====== Records to use ======
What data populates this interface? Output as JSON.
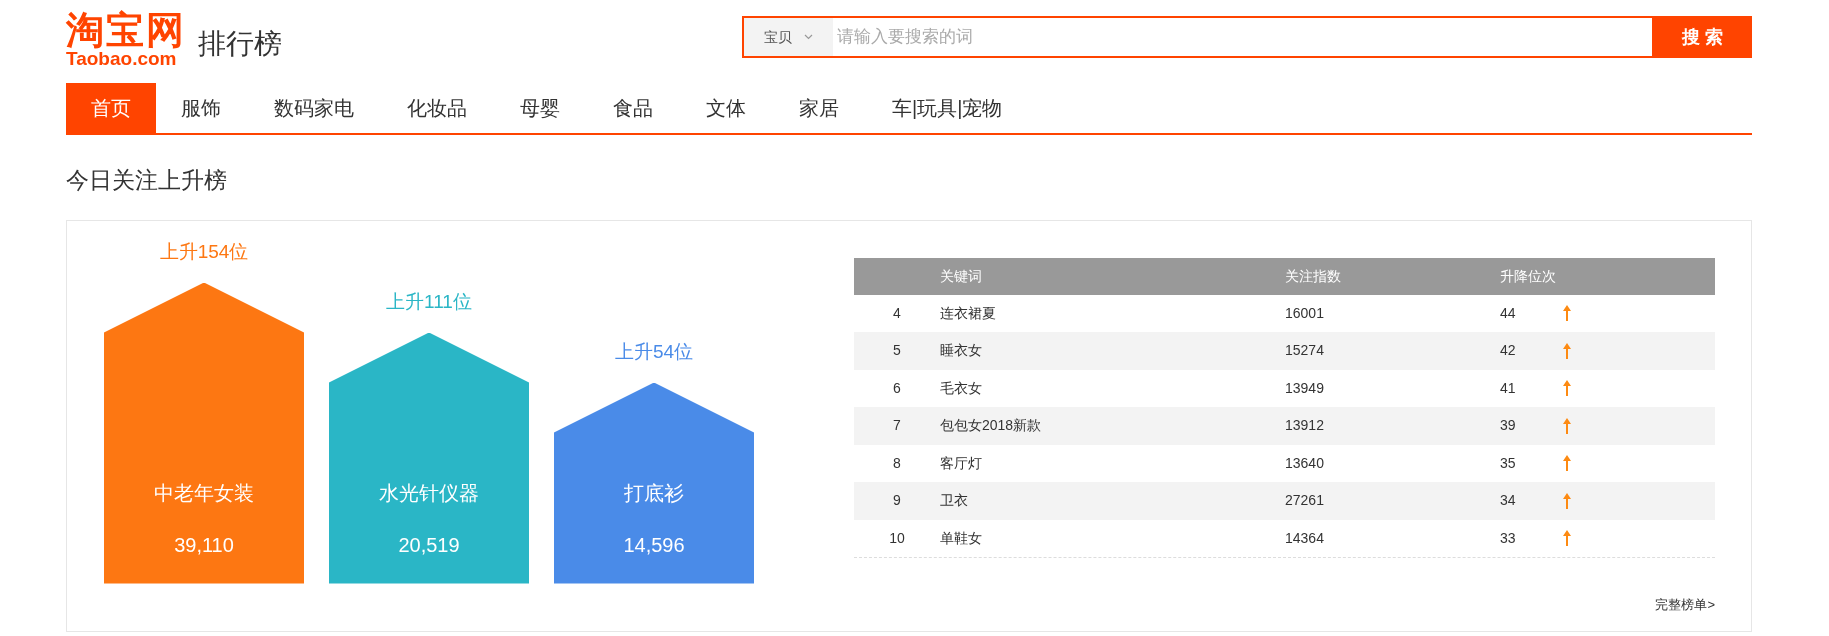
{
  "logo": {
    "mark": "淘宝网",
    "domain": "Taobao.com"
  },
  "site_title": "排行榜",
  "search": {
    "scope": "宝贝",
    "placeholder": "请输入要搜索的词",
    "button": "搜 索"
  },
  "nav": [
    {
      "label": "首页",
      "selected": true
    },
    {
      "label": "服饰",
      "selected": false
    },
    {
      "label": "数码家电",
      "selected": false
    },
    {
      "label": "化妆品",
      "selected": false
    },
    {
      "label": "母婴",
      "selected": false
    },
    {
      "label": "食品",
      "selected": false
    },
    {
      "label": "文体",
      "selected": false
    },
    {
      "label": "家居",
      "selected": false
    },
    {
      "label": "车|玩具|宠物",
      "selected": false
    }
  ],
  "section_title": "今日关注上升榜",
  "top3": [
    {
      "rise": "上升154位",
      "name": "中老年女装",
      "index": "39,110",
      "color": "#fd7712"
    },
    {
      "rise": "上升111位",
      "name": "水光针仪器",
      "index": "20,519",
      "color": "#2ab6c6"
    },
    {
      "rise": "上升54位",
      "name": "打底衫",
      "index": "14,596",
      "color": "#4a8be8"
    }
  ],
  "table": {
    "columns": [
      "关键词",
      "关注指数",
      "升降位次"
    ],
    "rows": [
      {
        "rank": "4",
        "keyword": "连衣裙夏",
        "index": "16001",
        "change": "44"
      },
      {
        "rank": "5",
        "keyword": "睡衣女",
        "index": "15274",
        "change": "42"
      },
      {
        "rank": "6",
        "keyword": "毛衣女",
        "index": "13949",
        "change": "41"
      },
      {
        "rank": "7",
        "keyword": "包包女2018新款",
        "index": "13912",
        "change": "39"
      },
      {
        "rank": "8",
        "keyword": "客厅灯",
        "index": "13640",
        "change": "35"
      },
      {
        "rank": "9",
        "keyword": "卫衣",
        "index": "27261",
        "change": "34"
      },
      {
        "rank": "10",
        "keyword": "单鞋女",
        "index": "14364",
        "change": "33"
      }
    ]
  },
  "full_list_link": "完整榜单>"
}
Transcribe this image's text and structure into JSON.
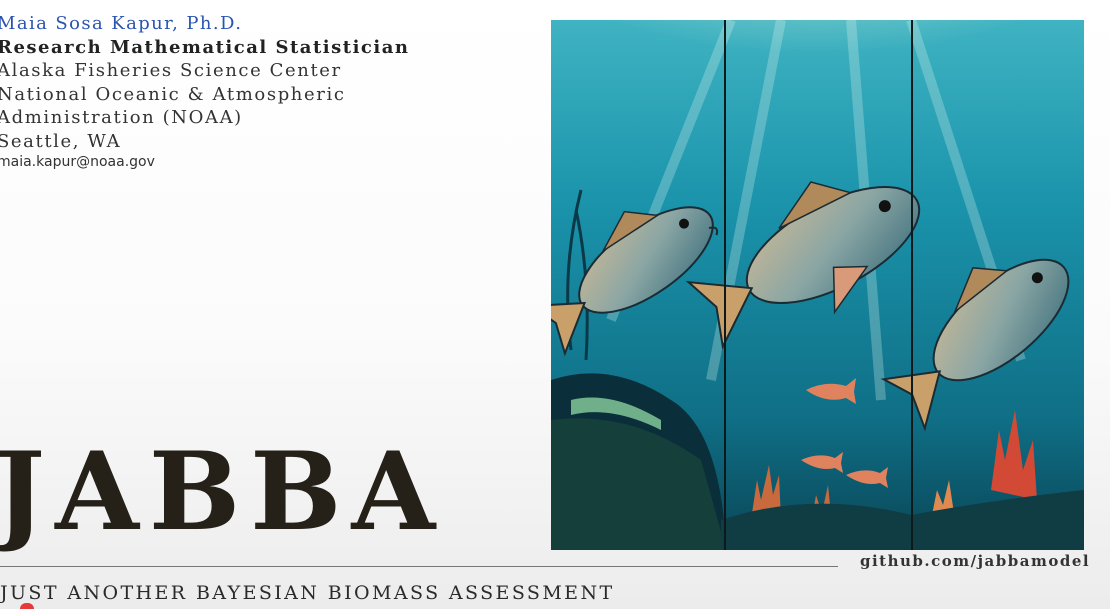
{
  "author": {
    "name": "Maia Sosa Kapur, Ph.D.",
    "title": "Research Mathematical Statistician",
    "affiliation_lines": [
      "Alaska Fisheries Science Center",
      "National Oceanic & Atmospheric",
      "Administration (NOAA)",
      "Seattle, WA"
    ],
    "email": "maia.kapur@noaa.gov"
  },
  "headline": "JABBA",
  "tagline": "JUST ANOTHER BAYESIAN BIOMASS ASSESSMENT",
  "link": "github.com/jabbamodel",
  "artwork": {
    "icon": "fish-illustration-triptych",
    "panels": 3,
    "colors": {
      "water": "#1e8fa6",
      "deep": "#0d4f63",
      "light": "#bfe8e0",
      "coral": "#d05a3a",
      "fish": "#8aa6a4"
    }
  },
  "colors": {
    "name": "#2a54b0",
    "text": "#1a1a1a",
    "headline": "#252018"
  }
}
======
Set exercise:
Look for "label" and pull out every line that has it.

Result below:
      "label": "首页",
      "label": "服饰",
      "label": "数码家电",
      "label": "化妆品",
      "label": "母婴",
      "label": "食品",
      "label": "文体",
      "label": "家居",
      "label": "车|玩具|宠物",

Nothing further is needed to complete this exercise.